EXERCISE REQUIREMENTS:
Will you extract the entries word for word? Images should not appear in the copy.

===== PROVIDED ENTRIES

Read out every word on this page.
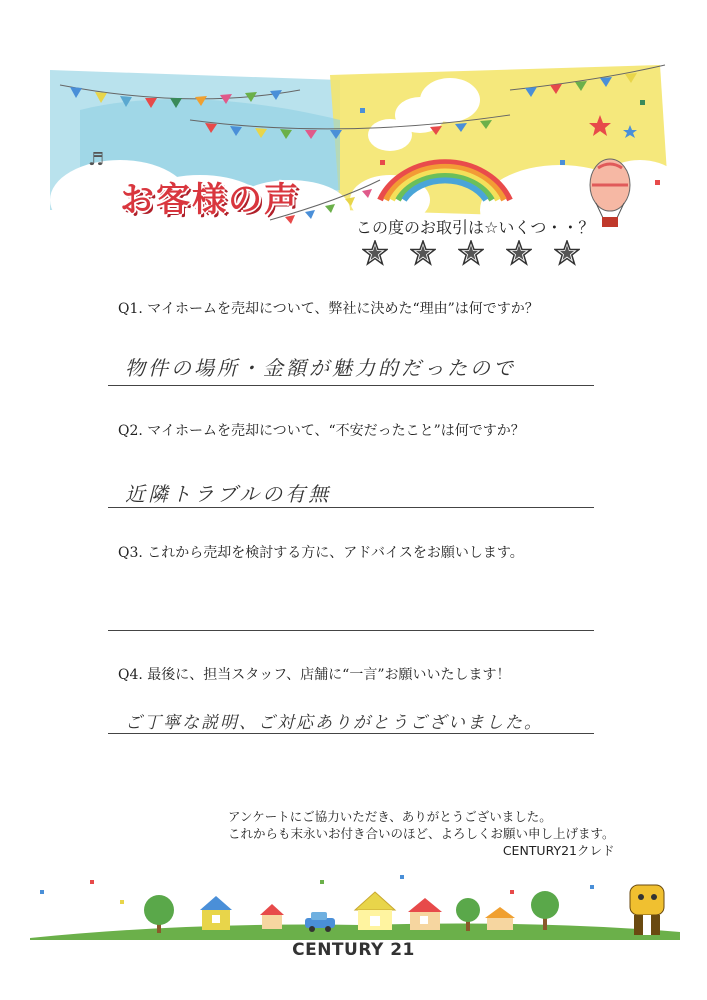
♬
お客様の声
この度のお取引は☆いくつ・・？
Q1. マイホームを売却について、弊社に決めた“理由”は何ですか？
物件の場所・金額が魅力的だったので
Q2. マイホームを売却について、“不安だったこと”は何ですか？
近隣トラブルの有無
Q3. これから売却を検討する方に、アドバイスをお願いします。
Q4. 最後に、担当スタッフ、店舗に“一言”お願いいたします！
ご丁寧な説明、ご対応ありがとうございました。
アンケートにご協力いただき、ありがとうございました。
これからも末永いお付き合いのほど、よろしくお願い申し上げます。
CENTURY21クレド
CENTURY 21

==========

THE REPLY:
Read out every word on this page.
♬
お客様の声
この度のお取引は☆いくつ・・？
Q1. マイホームを売却について、弊社に決めた“理由”は何ですか？
物件の場所・金額が魅力的だったので
Q2. マイホームを売却について、“不安だったこと”は何ですか？
近隣トラブルの有無
Q3. これから売却を検討する方に、アドバイスをお願いします。
Q4. 最後に、担当スタッフ、店舗に“一言”お願いいたします！
ご丁寧な説明、ご対応ありがとうございました。
アンケートにご協力いただき、ありがとうございました。
これからも末永いお付き合いのほど、よろしくお願い申し上げます。
CENTURY21クレド
CENTURY 21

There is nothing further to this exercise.